= AVAILABLE RECORDS =
######
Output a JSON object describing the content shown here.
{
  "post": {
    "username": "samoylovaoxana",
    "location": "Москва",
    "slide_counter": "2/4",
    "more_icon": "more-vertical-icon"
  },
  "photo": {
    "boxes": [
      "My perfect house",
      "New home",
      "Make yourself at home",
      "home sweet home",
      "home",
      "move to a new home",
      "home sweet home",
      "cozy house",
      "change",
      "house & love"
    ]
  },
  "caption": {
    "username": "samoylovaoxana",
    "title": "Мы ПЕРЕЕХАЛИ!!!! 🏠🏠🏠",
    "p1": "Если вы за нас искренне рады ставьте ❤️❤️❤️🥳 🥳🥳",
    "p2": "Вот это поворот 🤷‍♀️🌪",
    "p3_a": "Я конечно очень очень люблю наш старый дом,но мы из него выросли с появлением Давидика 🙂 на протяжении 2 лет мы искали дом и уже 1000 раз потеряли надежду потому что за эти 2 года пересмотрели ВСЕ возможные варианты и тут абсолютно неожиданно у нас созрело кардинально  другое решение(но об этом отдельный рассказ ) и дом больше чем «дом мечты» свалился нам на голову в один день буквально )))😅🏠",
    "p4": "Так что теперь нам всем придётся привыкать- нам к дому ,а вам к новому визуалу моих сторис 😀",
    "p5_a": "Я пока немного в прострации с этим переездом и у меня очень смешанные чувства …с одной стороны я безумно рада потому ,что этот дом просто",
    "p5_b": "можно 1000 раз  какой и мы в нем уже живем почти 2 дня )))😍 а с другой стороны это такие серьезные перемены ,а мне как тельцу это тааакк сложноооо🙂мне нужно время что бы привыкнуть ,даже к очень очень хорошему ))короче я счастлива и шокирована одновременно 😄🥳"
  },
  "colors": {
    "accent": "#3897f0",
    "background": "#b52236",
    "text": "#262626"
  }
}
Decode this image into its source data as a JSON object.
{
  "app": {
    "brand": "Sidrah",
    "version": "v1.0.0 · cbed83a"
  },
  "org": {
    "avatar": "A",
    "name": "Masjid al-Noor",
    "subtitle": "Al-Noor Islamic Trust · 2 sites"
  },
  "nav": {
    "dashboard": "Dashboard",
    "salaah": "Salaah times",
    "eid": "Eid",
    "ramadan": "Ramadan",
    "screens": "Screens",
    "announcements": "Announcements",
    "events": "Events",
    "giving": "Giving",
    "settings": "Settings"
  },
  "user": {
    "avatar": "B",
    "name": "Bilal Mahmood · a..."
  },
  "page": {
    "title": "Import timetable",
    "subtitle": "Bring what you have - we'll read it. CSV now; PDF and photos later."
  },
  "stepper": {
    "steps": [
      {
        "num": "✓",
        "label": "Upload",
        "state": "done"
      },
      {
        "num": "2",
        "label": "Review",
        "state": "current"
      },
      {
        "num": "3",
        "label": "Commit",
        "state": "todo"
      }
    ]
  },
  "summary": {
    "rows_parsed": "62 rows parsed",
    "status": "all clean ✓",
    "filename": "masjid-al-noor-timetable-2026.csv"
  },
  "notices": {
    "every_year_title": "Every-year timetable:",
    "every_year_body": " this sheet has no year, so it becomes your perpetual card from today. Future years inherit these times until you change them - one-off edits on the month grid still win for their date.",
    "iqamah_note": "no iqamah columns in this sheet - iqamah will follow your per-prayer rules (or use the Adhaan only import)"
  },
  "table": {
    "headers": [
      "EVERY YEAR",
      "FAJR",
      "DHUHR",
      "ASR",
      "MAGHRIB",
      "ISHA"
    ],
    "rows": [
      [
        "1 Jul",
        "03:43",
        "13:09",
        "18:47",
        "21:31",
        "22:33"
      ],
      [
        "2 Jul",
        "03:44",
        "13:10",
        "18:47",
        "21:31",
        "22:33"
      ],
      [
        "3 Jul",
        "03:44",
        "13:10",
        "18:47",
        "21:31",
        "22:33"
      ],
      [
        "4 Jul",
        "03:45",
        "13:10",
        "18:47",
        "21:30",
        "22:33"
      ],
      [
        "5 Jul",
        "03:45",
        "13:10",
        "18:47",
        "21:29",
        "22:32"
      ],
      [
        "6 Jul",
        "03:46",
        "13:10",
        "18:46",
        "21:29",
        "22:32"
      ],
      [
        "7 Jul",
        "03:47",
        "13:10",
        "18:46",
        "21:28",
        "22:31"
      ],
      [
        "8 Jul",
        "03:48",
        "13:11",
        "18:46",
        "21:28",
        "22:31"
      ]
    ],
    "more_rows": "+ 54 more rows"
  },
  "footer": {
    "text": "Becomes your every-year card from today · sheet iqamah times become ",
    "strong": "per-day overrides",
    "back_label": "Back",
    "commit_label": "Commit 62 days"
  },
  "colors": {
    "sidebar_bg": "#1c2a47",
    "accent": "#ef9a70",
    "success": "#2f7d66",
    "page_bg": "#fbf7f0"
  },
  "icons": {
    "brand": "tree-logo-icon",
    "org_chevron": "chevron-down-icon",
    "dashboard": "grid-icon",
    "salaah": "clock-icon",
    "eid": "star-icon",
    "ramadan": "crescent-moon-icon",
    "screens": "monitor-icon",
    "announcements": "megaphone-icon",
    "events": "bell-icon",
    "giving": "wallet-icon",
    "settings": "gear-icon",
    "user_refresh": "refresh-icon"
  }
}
######
= EXERCISE GOAL =
Where a line above contains the word "announcements", copy that line.

= RESULT OF THIS TASK =
    "announcements": "Announcements",
    "announcements": "megaphone-icon",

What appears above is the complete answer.